----- MATERIAL SUPPLIED -----
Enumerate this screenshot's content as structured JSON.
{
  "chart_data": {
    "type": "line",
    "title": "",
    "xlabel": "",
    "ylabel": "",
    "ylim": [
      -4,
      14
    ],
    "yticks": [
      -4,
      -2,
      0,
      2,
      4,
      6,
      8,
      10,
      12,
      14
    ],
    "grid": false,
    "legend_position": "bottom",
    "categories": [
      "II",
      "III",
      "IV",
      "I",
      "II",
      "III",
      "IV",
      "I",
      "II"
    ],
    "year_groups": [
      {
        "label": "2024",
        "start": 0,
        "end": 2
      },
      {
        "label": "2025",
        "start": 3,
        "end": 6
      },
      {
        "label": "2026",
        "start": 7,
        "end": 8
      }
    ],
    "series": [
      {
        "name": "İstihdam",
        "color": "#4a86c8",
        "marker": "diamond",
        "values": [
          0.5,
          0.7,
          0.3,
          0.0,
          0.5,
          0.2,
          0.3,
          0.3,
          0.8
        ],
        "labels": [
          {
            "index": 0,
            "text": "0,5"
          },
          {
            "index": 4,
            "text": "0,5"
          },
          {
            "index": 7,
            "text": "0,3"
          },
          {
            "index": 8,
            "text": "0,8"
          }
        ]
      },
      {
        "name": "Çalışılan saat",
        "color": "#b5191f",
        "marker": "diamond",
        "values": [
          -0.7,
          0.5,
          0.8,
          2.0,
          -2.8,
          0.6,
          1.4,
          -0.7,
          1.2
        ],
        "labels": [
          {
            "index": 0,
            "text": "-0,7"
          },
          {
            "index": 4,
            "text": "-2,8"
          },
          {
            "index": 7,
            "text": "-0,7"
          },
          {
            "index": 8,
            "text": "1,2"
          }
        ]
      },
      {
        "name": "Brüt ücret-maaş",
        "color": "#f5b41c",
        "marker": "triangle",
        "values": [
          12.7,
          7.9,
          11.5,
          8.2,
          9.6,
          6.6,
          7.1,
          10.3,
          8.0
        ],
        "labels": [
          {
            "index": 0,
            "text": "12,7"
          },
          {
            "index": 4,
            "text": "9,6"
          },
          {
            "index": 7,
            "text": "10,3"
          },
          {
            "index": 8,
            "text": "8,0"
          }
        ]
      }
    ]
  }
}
-----
----- MATERIAL SUPPLIED -----
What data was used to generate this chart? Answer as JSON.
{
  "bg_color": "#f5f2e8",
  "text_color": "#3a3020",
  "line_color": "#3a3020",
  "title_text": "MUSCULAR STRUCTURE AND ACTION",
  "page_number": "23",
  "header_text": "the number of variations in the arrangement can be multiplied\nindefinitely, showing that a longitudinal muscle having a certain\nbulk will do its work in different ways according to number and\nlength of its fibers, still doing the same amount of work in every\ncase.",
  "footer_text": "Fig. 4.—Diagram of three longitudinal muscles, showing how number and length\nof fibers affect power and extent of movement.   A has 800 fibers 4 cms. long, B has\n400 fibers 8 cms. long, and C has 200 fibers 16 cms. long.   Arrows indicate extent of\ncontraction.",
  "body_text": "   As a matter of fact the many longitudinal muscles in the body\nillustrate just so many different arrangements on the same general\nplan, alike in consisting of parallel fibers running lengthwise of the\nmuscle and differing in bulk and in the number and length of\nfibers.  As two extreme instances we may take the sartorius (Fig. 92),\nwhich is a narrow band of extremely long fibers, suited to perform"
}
-----
**SHORT TASK:**
Where does the word "same" appear? Return each line that holds it.

**RESPONSE FOR THIS EXERCISE:**
  "header_text": "the number of variations in the arrangement can be multiplied\nindefinitely, showing that a longitudinal muscle having a certain\nbulk will do its work in different ways according to number and\nlength of its fibers, still doing the same amount of work in every\ncase.",
  "body_text": "   As a matter of fact the many longitudinal muscles in the body\nillustrate just so many different arrangements on the same general\nplan, alike in consisting of parallel fibers running lengthwise of the\nmuscle and differing in bulk and in the number and length of\nfibers.  As two extreme instances we may take the sartorius (Fig. 92),\nwhich is a narrow band of extremely long fibers, suited to perform"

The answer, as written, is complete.